§ **WORK TO BE COMPLETED**
The records underneath are to be repeated exactly, with the pictures left out.

§ **Recorded data**
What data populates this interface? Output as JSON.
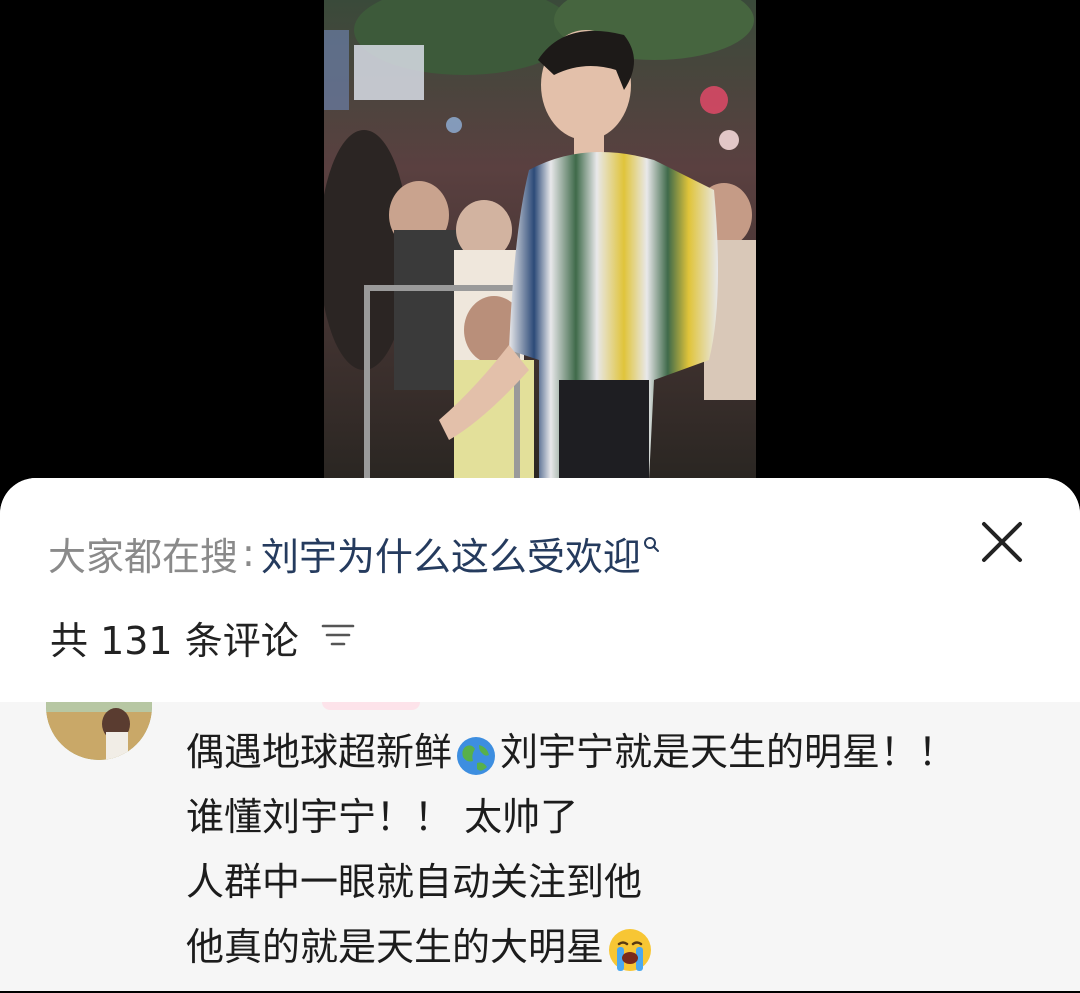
{
  "search": {
    "prefix": "大家都在搜",
    "colon": ":",
    "query": "刘宇为什么这么受欢迎"
  },
  "comments_header": {
    "count_label": "共 131 条评论"
  },
  "comment": {
    "line1_a": "偶遇地球超新鲜",
    "line1_emoji": "globe-emoji",
    "line1_b": "刘宇宁就是天生的明星！！",
    "line2": "谁懂刘宇宁！！ 太帅了",
    "line3": "人群中一眼就自动关注到他",
    "line4_a": "他真的就是天生的大明星",
    "line4_emoji": "crying-face-emoji"
  },
  "icons": {
    "close": "close-icon",
    "sort": "sort-lines-icon",
    "search_mini": "search-icon"
  },
  "colors": {
    "query_text": "#253b5e",
    "muted_text": "#8a8a8a",
    "sheet_bg": "#f6f6f6"
  }
}
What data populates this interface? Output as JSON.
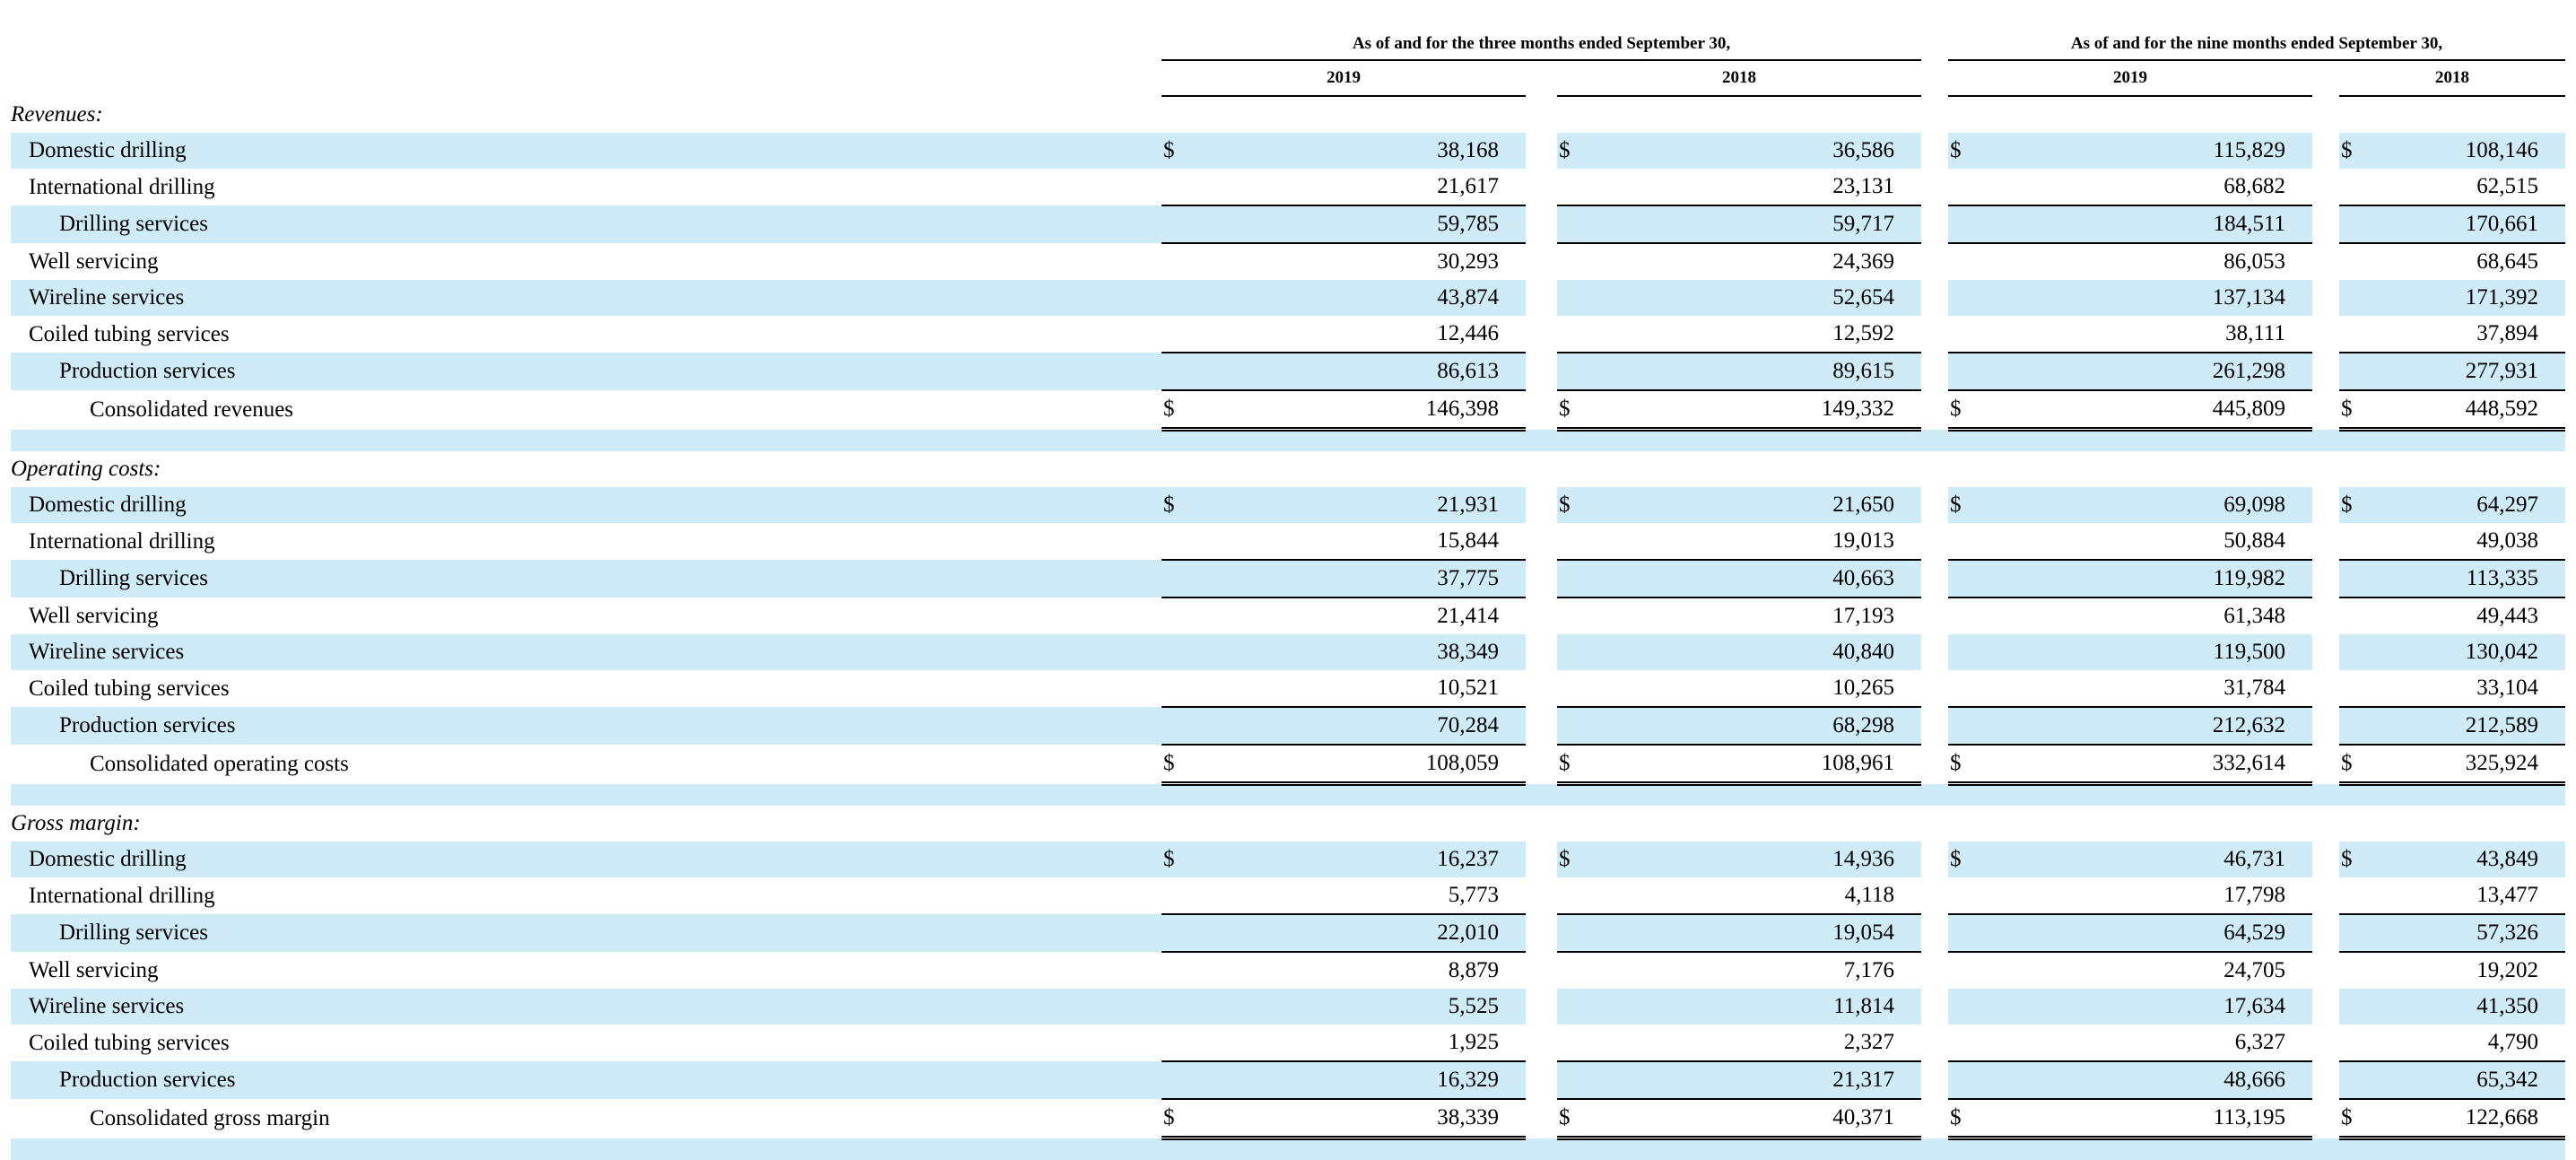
{
  "header": {
    "three_months": "As of and for the three months ended September 30,",
    "nine_months": "As of and for the nine months ended September 30,",
    "years": [
      "2019",
      "2018",
      "2019",
      "2018"
    ]
  },
  "currency": "$",
  "sections": [
    {
      "title": "Revenues:",
      "rows": [
        {
          "label": "Domestic drilling",
          "values": [
            "38,168",
            "36,586",
            "115,829",
            "108,146"
          ]
        },
        {
          "label": "International drilling",
          "values": [
            "21,617",
            "23,131",
            "68,682",
            "62,515"
          ]
        },
        {
          "label": "Drilling services",
          "values": [
            "59,785",
            "59,717",
            "184,511",
            "170,661"
          ]
        },
        {
          "label": "Well servicing",
          "values": [
            "30,293",
            "24,369",
            "86,053",
            "68,645"
          ]
        },
        {
          "label": "Wireline services",
          "values": [
            "43,874",
            "52,654",
            "137,134",
            "171,392"
          ]
        },
        {
          "label": "Coiled tubing services",
          "values": [
            "12,446",
            "12,592",
            "38,111",
            "37,894"
          ]
        },
        {
          "label": "Production services",
          "values": [
            "86,613",
            "89,615",
            "261,298",
            "277,931"
          ]
        },
        {
          "label": "Consolidated revenues",
          "values": [
            "146,398",
            "149,332",
            "445,809",
            "448,592"
          ]
        }
      ]
    },
    {
      "title": "Operating costs:",
      "rows": [
        {
          "label": "Domestic drilling",
          "values": [
            "21,931",
            "21,650",
            "69,098",
            "64,297"
          ]
        },
        {
          "label": "International drilling",
          "values": [
            "15,844",
            "19,013",
            "50,884",
            "49,038"
          ]
        },
        {
          "label": "Drilling services",
          "values": [
            "37,775",
            "40,663",
            "119,982",
            "113,335"
          ]
        },
        {
          "label": "Well servicing",
          "values": [
            "21,414",
            "17,193",
            "61,348",
            "49,443"
          ]
        },
        {
          "label": "Wireline services",
          "values": [
            "38,349",
            "40,840",
            "119,500",
            "130,042"
          ]
        },
        {
          "label": "Coiled tubing services",
          "values": [
            "10,521",
            "10,265",
            "31,784",
            "33,104"
          ]
        },
        {
          "label": "Production services",
          "values": [
            "70,284",
            "68,298",
            "212,632",
            "212,589"
          ]
        },
        {
          "label": "Consolidated operating costs",
          "values": [
            "108,059",
            "108,961",
            "332,614",
            "325,924"
          ]
        }
      ]
    },
    {
      "title": "Gross margin:",
      "rows": [
        {
          "label": "Domestic drilling",
          "values": [
            "16,237",
            "14,936",
            "46,731",
            "43,849"
          ]
        },
        {
          "label": "International drilling",
          "values": [
            "5,773",
            "4,118",
            "17,798",
            "13,477"
          ]
        },
        {
          "label": "Drilling services",
          "values": [
            "22,010",
            "19,054",
            "64,529",
            "57,326"
          ]
        },
        {
          "label": "Well servicing",
          "values": [
            "8,879",
            "7,176",
            "24,705",
            "19,202"
          ]
        },
        {
          "label": "Wireline services",
          "values": [
            "5,525",
            "11,814",
            "17,634",
            "41,350"
          ]
        },
        {
          "label": "Coiled tubing services",
          "values": [
            "1,925",
            "2,327",
            "6,327",
            "4,790"
          ]
        },
        {
          "label": "Production services",
          "values": [
            "16,329",
            "21,317",
            "48,666",
            "65,342"
          ]
        },
        {
          "label": "Consolidated gross margin",
          "values": [
            "38,339",
            "40,371",
            "113,195",
            "122,668"
          ]
        }
      ]
    }
  ],
  "colors": {
    "row_shade": "#cfebf8",
    "rule": "#000000"
  }
}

§ **WRITTEN REPLY**
What data populates this interface? Output as JSON.
{
  "search": {
    "prefix": "大家都在搜",
    "colon": ":",
    "query": "刘宇为什么这么受欢迎"
  },
  "comments_header": {
    "count_label": "共 131 条评论"
  },
  "comment": {
    "line1_a": "偶遇地球超新鲜",
    "line1_emoji": "globe-emoji",
    "line1_b": "刘宇宁就是天生的明星！！",
    "line2": "谁懂刘宇宁！！ 太帅了",
    "line3": "人群中一眼就自动关注到他",
    "line4_a": "他真的就是天生的大明星",
    "line4_emoji": "crying-face-emoji"
  },
  "icons": {
    "close": "close-icon",
    "sort": "sort-lines-icon",
    "search_mini": "search-icon"
  },
  "colors": {
    "query_text": "#253b5e",
    "muted_text": "#8a8a8a",
    "sheet_bg": "#f6f6f6"
  }
}
What data populates this interface? Output as JSON.
{
  "header": {
    "three_months": "As of and for the three months ended September 30,",
    "nine_months": "As of and for the nine months ended September 30,",
    "years": [
      "2019",
      "2018",
      "2019",
      "2018"
    ]
  },
  "currency": "$",
  "sections": [
    {
      "title": "Revenues:",
      "rows": [
        {
          "label": "Domestic drilling",
          "values": [
            "38,168",
            "36,586",
            "115,829",
            "108,146"
          ]
        },
        {
          "label": "International drilling",
          "values": [
            "21,617",
            "23,131",
            "68,682",
            "62,515"
          ]
        },
        {
          "label": "Drilling services",
          "values": [
            "59,785",
            "59,717",
            "184,511",
            "170,661"
          ]
        },
        {
          "label": "Well servicing",
          "values": [
            "30,293",
            "24,369",
            "86,053",
            "68,645"
          ]
        },
        {
          "label": "Wireline services",
          "values": [
            "43,874",
            "52,654",
            "137,134",
            "171,392"
          ]
        },
        {
          "label": "Coiled tubing services",
          "values": [
            "12,446",
            "12,592",
            "38,111",
            "37,894"
          ]
        },
        {
          "label": "Production services",
          "values": [
            "86,613",
            "89,615",
            "261,298",
            "277,931"
          ]
        },
        {
          "label": "Consolidated revenues",
          "values": [
            "146,398",
            "149,332",
            "445,809",
            "448,592"
          ]
        }
      ]
    },
    {
      "title": "Operating costs:",
      "rows": [
        {
          "label": "Domestic drilling",
          "values": [
            "21,931",
            "21,650",
            "69,098",
            "64,297"
          ]
        },
        {
          "label": "International drilling",
          "values": [
            "15,844",
            "19,013",
            "50,884",
            "49,038"
          ]
        },
        {
          "label": "Drilling services",
          "values": [
            "37,775",
            "40,663",
            "119,982",
            "113,335"
          ]
        },
        {
          "label": "Well servicing",
          "values": [
            "21,414",
            "17,193",
            "61,348",
            "49,443"
          ]
        },
        {
          "label": "Wireline services",
          "values": [
            "38,349",
            "40,840",
            "119,500",
            "130,042"
          ]
        },
        {
          "label": "Coiled tubing services",
          "values": [
            "10,521",
            "10,265",
            "31,784",
            "33,104"
          ]
        },
        {
          "label": "Production services",
          "values": [
            "70,284",
            "68,298",
            "212,632",
            "212,589"
          ]
        },
        {
          "label": "Consolidated operating costs",
          "values": [
            "108,059",
            "108,961",
            "332,614",
            "325,924"
          ]
        }
      ]
    },
    {
      "title": "Gross margin:",
      "rows": [
        {
          "label": "Domestic drilling",
          "values": [
            "16,237",
            "14,936",
            "46,731",
            "43,849"
          ]
        },
        {
          "label": "International drilling",
          "values": [
            "5,773",
            "4,118",
            "17,798",
            "13,477"
          ]
        },
        {
          "label": "Drilling services",
          "values": [
            "22,010",
            "19,054",
            "64,529",
            "57,326"
          ]
        },
        {
          "label": "Well servicing",
          "values": [
            "8,879",
            "7,176",
            "24,705",
            "19,202"
          ]
        },
        {
          "label": "Wireline services",
          "values": [
            "5,525",
            "11,814",
            "17,634",
            "41,350"
          ]
        },
        {
          "label": "Coiled tubing services",
          "values": [
            "1,925",
            "2,327",
            "6,327",
            "4,790"
          ]
        },
        {
          "label": "Production services",
          "values": [
            "16,329",
            "21,317",
            "48,666",
            "65,342"
          ]
        },
        {
          "label": "Consolidated gross margin",
          "values": [
            "38,339",
            "40,371",
            "113,195",
            "122,668"
          ]
        }
      ]
    }
  ],
  "colors": {
    "row_shade": "#cfebf8",
    "rule": "#000000"
  }
}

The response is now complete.